◆ Exercise 1:
Decide whether each statement below agrees with the passage on Carusone's case. Answer yes or no for each and quote the deciding words of the passage. (a) The jury convicted Carusone of purposeful murder. (b) The State did not produce five pages of the hospital records during discovery. (c) Dr. Young had conducted fewer than 1,000 autopsies.
◆ Exercise 2:
According to the passage on Carusone's case, what sentence did the trial court impose on Carusone?
◆ Exercise 3:
Transcribe the passage on Carusone's case from "The county deputy" up to and including "marijuana, and hydrocodone.".

The county deputy coroner, Dr. Michael Kenny, performed an autopsy on Rininger a few hours later—before the ER doctor wrote up a report describing (among other things) the thoracostomy and pericardiocentesis procedures. Dr. Kenny concluded that Rininger had died from a stab wound on his left ribcage, which penetrated far enough to cause a “hole into the right side of his heart[.]” Dr. Kenny also found that, at the time of death, Rininger had significant levels of cocaine and alcohol in his blood, along with a tranquilizer, marijuana, and hydrocodone.

Carusone was charged in state court with “purposeful murder” and felony murder for Rininger’s death. During discovery, the State produced three pages of hospital records regarding Rininger’s treatment, but failed to produce another five pages of those records, which included the ER doctor’s typed report and an x-ray of Rininger’s chest. At trial—based on Dr. Kenny’s testimony that Rininger had died from a stab wound to the heart—the prosecution repeatedly told the jury that Carusone had “purposely and knowingly plunged that knife into the victim’s heart.” The jury acquitted Carusone of purposeful murder but convicted him of felony murder, and the trial court sentenced him to 15 years to life in prison. The state court of appeals affirmed; the Ohio Supreme Court denied review.

B.

In 2010, largely as a result of an investigation begun by Carusone’s mother, Carusone discovered that the State had withheld five pages of the hospital’s records (including the ER doctor’s report and a chest x-ray) and a portion of the fire department’s report of its run to pick up Rininger. Carusone’s mother then retained Dr. Thomas Young, a forensic pathologist who had conducted more than 5,400 autopsies. Based in part on the undisclosed hospital records, Dr. Young opined in an affidavit that Rininger had “died as a result of cardiac arrest brought about by the combined effects of multiple drugs and alcohol and by heavy stress and exertion following a physical confrontation.” Dr. Young further opined that the “hole” in the right side of No. 18-4175 Carusone v. Warden Page 4

Rininger’s heart was “consistent with the needle pericardiocentesis procedure but not a stab wound from the left side of the chest”; that “[i]t is inconceivable how a stab wound from the left side could penetrate the heart in the posterior right side without perforating or penetrating the left ventricle or the diaphragm”; and that “what the autopsy pathologist claims as a stab wound is in reality an injury from pericardiocentesis.”

Carusone then filed a motion for a new trial, which the trial court denied. But the court of appeals reversed for an evidentiary hearing, holding that Carusone had “demonstrated that the undisclosed evidence was material in the sense that it might reasonably be said to undermine confidence in the jury’s verdict[.]”

◆ Given information:
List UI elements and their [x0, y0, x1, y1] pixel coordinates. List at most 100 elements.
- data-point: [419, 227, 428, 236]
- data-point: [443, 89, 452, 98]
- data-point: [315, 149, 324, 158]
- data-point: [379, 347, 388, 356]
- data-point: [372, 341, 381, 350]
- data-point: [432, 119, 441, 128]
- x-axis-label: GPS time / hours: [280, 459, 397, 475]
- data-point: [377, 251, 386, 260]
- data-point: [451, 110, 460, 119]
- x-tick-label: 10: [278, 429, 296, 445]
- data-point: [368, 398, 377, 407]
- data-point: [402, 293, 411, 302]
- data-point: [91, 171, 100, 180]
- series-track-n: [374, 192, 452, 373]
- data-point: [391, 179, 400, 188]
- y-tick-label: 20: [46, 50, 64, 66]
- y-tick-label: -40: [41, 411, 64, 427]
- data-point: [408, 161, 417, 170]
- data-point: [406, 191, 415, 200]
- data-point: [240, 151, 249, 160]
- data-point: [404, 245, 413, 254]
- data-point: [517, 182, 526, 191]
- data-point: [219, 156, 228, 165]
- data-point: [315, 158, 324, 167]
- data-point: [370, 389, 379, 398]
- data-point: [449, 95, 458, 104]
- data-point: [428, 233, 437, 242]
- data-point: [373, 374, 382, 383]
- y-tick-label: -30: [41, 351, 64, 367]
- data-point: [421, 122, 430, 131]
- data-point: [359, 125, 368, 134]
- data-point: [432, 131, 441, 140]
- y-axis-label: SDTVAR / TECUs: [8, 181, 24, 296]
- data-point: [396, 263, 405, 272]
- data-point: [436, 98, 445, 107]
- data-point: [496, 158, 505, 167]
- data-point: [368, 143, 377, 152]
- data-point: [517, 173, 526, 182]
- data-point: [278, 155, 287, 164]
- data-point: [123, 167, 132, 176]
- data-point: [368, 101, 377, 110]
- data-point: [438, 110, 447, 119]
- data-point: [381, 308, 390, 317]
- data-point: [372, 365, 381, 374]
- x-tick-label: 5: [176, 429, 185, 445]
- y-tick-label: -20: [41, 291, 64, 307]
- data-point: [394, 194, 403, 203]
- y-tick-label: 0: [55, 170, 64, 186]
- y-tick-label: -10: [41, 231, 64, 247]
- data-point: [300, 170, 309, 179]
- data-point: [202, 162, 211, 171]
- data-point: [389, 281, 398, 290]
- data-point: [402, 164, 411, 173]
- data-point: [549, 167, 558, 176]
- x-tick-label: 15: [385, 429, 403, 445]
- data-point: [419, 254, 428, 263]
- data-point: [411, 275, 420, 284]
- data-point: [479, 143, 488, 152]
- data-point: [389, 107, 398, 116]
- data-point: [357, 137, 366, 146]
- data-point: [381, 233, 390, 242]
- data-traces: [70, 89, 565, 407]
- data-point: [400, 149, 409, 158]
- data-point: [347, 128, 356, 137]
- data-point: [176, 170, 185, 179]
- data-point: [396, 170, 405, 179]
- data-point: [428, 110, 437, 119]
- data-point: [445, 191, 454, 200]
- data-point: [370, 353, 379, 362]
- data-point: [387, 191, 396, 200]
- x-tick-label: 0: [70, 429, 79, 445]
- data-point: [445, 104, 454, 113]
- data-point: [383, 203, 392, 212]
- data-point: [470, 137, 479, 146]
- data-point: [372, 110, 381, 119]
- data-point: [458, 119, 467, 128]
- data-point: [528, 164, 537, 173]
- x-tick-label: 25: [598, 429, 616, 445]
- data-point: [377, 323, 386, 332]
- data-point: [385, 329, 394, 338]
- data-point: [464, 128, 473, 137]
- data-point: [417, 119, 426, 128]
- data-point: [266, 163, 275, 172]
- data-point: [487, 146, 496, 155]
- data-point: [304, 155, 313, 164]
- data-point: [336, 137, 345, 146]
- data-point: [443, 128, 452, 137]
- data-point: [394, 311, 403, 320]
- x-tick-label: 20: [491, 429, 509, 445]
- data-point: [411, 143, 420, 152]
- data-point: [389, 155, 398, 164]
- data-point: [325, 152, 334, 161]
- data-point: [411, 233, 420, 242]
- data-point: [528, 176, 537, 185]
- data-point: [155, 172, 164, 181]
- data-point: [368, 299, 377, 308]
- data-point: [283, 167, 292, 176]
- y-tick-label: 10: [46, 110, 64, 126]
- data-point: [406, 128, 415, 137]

◆ Response 1:
(a) No: "The jury acquitted Carusone of purposeful murder but convicted him of felony murder"
(b) Yes: "failed to produce another five pages of those records"
(c) No: "had conducted more than 5,400 autopsies"

◆ Response 2:
15 years to life in prison.

◆ Response 3:
The county deputy coroner, Dr. Michael Kenny, performed an autopsy on Rininger a few hours later—before the ER doctor wrote up a report describing (among other things) the thoracostomy and pericardiocentesis procedures. Dr. Kenny concluded that Rininger had died from a stab wound on his left ribcage, which penetrated far enough to cause a “hole into the right side of his heart[.]” Dr. Kenny also found that, at the time of death, Rininger had significant levels of cocaine and alcohol in his blood, along with a tranquilizer, marijuana, and hydrocodone.